**Written tasks:**
(A) How would you sum up the Basel ’84 fair report in two sentences?
(B) Could you carry the Basel ’84 fair report on past its final sentence?

**Source text:**

----

Modern technology weds traditional craftsmanship

By the time Basel ’84 ended its eight-day run April 12, more than 102,000 visitors had marveled at the gemological and horological “creme de la creme” of 16 nations.

But the quality of visitors transcended their numbers. Trade buyers outnumbered that general public 70 to 30. Americans and West Germans led the influx from abroad; visitors came from 95 countries in all.

The vast array of new and established items on display–from prestigious gem-set pieces to costumejewelry, goldware, writing instruments and lighters–proved enticing to visitors. Some pieces were unusual or unexpected. Among them Miniature decorated gold ingots worn as jewelry, antique and period jeels, and scratch-resistant hard-metal designs. Visitors also scrutinized huge quantities of precious, decorative and man-made stones.

In watchmaking, quartz time-pieces with analog time displays made a stronger showing than ever. New extra-thin movements built into two-tone, multi-colored, paired and scratch-resistant models featured prominently in Basel ’84 spring collections. Luxury watch designers seemed in a more classic mood this year, but opulence in ornamentation and gemstone selection still was evident. Sports and stylishness again met in superbly designed water-resistant models.

----

**Source material:**
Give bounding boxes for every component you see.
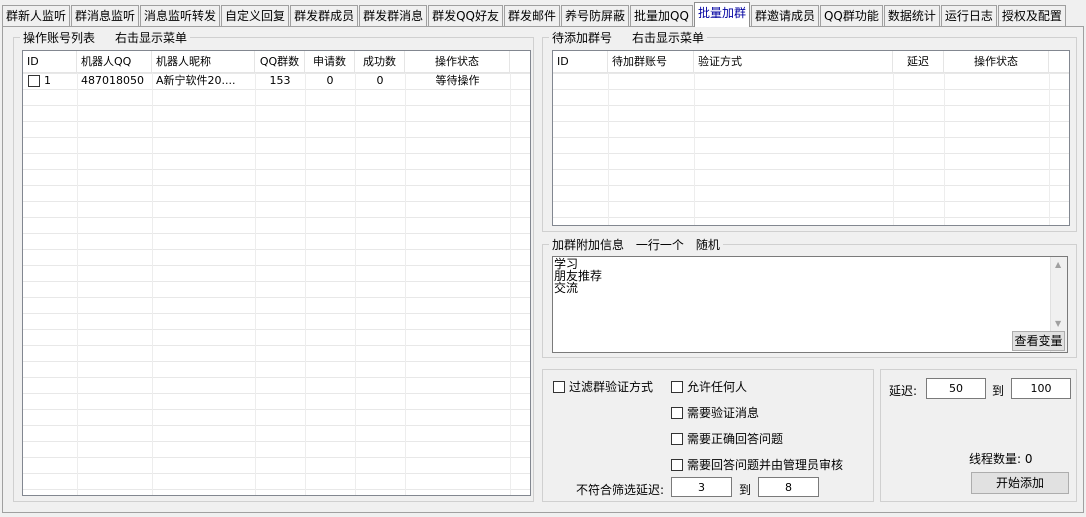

----

**Outputs for the tasks:**
(A) Basel ’84 drew more than 102,000 visitors from 95 countries during its eight-day run, which ended April 12, and trade buyers outnumbered the general public 70 to 30. The exhibits ranged from prestigious gem-set pieces to goldware and writing instruments, and quartz watches with analog displays made a stronger showing than ever.

(B)
Other major styling developments this year included:

  • * The increased importance of dials. They became the focal point of the Tissot automatic watch, around which conflicting trends vied for popularity. Moon phase functions were widespread.
  • * On nearly half of this year’s entries, the bezel was scaled back, sometimes to nothing more than a bevelled edge. Others even did away with it completely–a sapphire crystal might cover the entire top surface.
  • * By contrast, some watches featured elaborately decorated bezels with engraving work, “claws,” studs or even slim metal-cable torsades.

Hard-metal designs abounded, with titanium (even gilt titanium) increasingly in vogue. Pocket watches, moreover, confirmed their success of recent years. New quartz calibres were introduced in 1984, as quartz watches finally outstripped traditional mechanical models in Switzerland, among other nations. Most mechanical designs were clustered either in pocketwaches or at the top luxury end.

Table and wall clock manufacturers likewise had many new models to show…from quartz and electric designs styled with new materials to classic key-wound clocks with a skeleton movement.

A sampling of the dazzling product assortment at Basel ’84 is shown on the following pages.

  1. Jewelry set by GMT, Bienne, includes bracelet watch, necklace and ear pendants. The two-tone 18k white and yellow gold settings are enhanced with diamonds and seven teardrop-shaped blue topazes. The Bulova accutron watch itself is topped by a blue sapphire crystal.
  2. New extra-slim (65x32x8mm) gas lighters join the “Les Dior de Christian Dior” collection. Choice of gadroon or satin-finished decor; both versions come with two-tone styling.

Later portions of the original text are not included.